Excerpts from a figure dataset
++++++++++

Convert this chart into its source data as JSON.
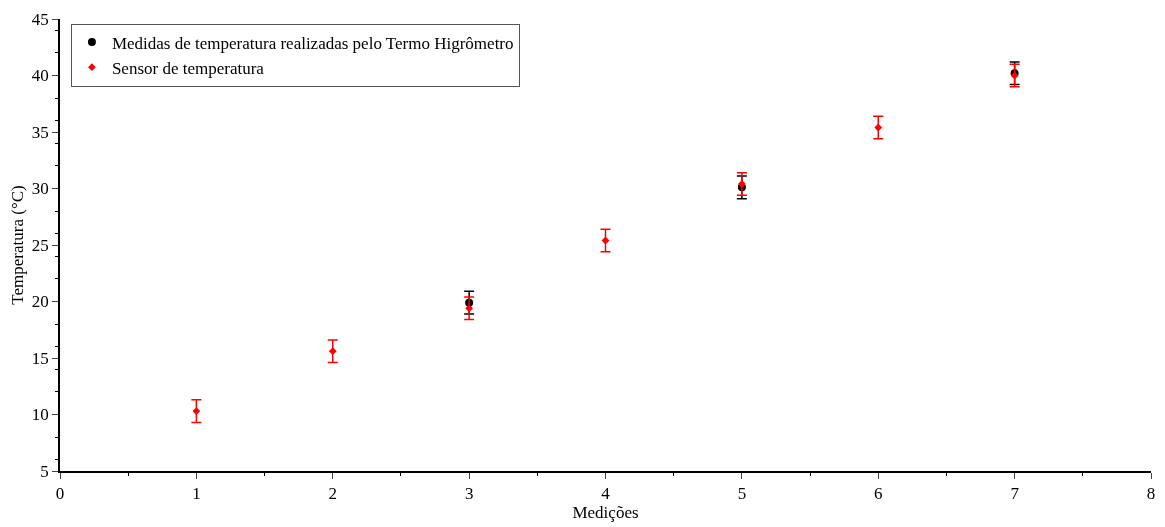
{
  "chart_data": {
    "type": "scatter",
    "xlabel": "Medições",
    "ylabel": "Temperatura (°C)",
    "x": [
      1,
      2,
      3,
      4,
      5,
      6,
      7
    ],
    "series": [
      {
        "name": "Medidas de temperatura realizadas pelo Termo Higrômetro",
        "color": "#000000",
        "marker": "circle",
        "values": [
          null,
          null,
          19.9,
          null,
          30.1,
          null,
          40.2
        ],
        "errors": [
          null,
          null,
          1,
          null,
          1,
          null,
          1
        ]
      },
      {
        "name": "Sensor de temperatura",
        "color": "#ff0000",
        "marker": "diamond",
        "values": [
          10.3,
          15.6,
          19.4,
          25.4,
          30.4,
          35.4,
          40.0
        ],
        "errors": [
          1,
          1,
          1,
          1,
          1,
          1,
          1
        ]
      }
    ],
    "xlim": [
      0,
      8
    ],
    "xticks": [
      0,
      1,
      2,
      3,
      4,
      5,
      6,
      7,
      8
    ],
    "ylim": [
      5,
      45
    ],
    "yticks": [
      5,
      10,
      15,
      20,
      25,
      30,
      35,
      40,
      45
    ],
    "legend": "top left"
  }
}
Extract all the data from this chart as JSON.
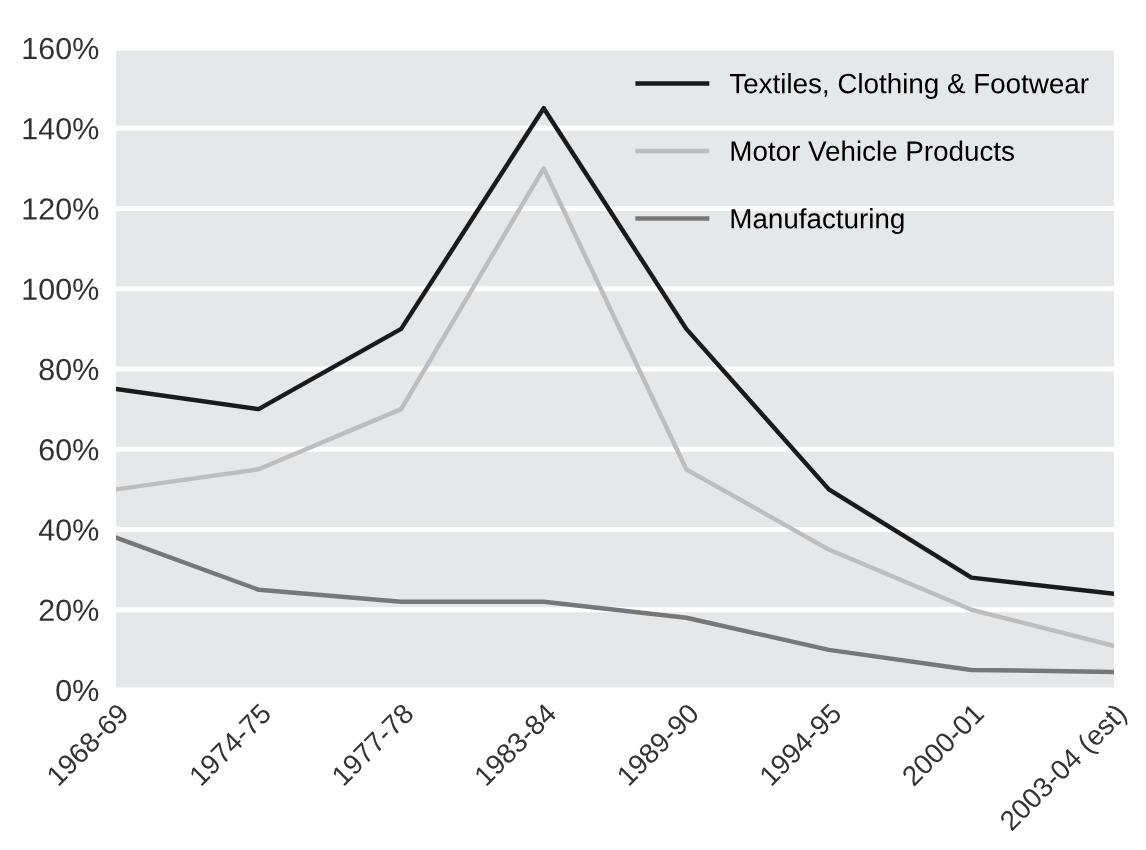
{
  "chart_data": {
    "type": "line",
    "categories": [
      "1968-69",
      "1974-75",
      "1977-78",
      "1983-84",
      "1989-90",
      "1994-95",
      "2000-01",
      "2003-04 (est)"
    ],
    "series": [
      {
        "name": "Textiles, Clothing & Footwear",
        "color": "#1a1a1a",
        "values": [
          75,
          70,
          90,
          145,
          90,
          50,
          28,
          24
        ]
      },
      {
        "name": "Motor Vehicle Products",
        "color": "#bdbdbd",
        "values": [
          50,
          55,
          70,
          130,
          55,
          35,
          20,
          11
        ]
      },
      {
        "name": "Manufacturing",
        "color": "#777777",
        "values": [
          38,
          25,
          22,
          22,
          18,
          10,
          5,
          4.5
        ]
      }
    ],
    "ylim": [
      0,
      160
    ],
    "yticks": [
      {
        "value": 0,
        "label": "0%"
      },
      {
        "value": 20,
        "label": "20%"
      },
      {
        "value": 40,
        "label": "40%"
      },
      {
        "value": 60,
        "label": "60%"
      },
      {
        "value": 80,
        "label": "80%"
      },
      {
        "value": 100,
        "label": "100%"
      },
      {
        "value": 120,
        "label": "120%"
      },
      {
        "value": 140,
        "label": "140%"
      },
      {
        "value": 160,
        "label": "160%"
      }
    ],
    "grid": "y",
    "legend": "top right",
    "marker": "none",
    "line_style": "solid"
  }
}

++++++++++

» SET TASK: Leave the images out and output the remaining material exactly as it stands.

» RESULT:
Convert this chart into its source data as JSON.
{
  "chart_data": {
    "type": "scatter",
    "xlabel": "Medições",
    "ylabel": "Temperatura (°C)",
    "x": [
      1,
      2,
      3,
      4,
      5,
      6,
      7
    ],
    "series": [
      {
        "name": "Medidas de temperatura realizadas pelo Termo Higrômetro",
        "color": "#000000",
        "marker": "circle",
        "values": [
          null,
          null,
          19.9,
          null,
          30.1,
          null,
          40.2
        ],
        "errors": [
          null,
          null,
          1,
          null,
          1,
          null,
          1
        ]
      },
      {
        "name": "Sensor de temperatura",
        "color": "#ff0000",
        "marker": "diamond",
        "values": [
          10.3,
          15.6,
          19.4,
          25.4,
          30.4,
          35.4,
          40.0
        ],
        "errors": [
          1,
          1,
          1,
          1,
          1,
          1,
          1
        ]
      }
    ],
    "xlim": [
      0,
      8
    ],
    "xticks": [
      0,
      1,
      2,
      3,
      4,
      5,
      6,
      7,
      8
    ],
    "ylim": [
      5,
      45
    ],
    "yticks": [
      5,
      10,
      15,
      20,
      25,
      30,
      35,
      40,
      45
    ],
    "legend": "top left"
  }
}
Extract all the data from this chart as JSON.
{
  "chart_data": {
    "type": "line",
    "categories": [
      "1968-69",
      "1974-75",
      "1977-78",
      "1983-84",
      "1989-90",
      "1994-95",
      "2000-01",
      "2003-04 (est)"
    ],
    "series": [
      {
        "name": "Textiles, Clothing & Footwear",
        "color": "#1a1a1a",
        "values": [
          75,
          70,
          90,
          145,
          90,
          50,
          28,
          24
        ]
      },
      {
        "name": "Motor Vehicle Products",
        "color": "#bdbdbd",
        "values": [
          50,
          55,
          70,
          130,
          55,
          35,
          20,
          11
        ]
      },
      {
        "name": "Manufacturing",
        "color": "#777777",
        "values": [
          38,
          25,
          22,
          22,
          18,
          10,
          5,
          4.5
        ]
      }
    ],
    "ylim": [
      0,
      160
    ],
    "yticks": [
      {
        "value": 0,
        "label": "0%"
      },
      {
        "value": 20,
        "label": "20%"
      },
      {
        "value": 40,
        "label": "40%"
      },
      {
        "value": 60,
        "label": "60%"
      },
      {
        "value": 80,
        "label": "80%"
      },
      {
        "value": 100,
        "label": "100%"
      },
      {
        "value": 120,
        "label": "120%"
      },
      {
        "value": 140,
        "label": "140%"
      },
      {
        "value": 160,
        "label": "160%"
      }
    ],
    "grid": "y",
    "legend": "top right",
    "marker": "none",
    "line_style": "solid"
  }
}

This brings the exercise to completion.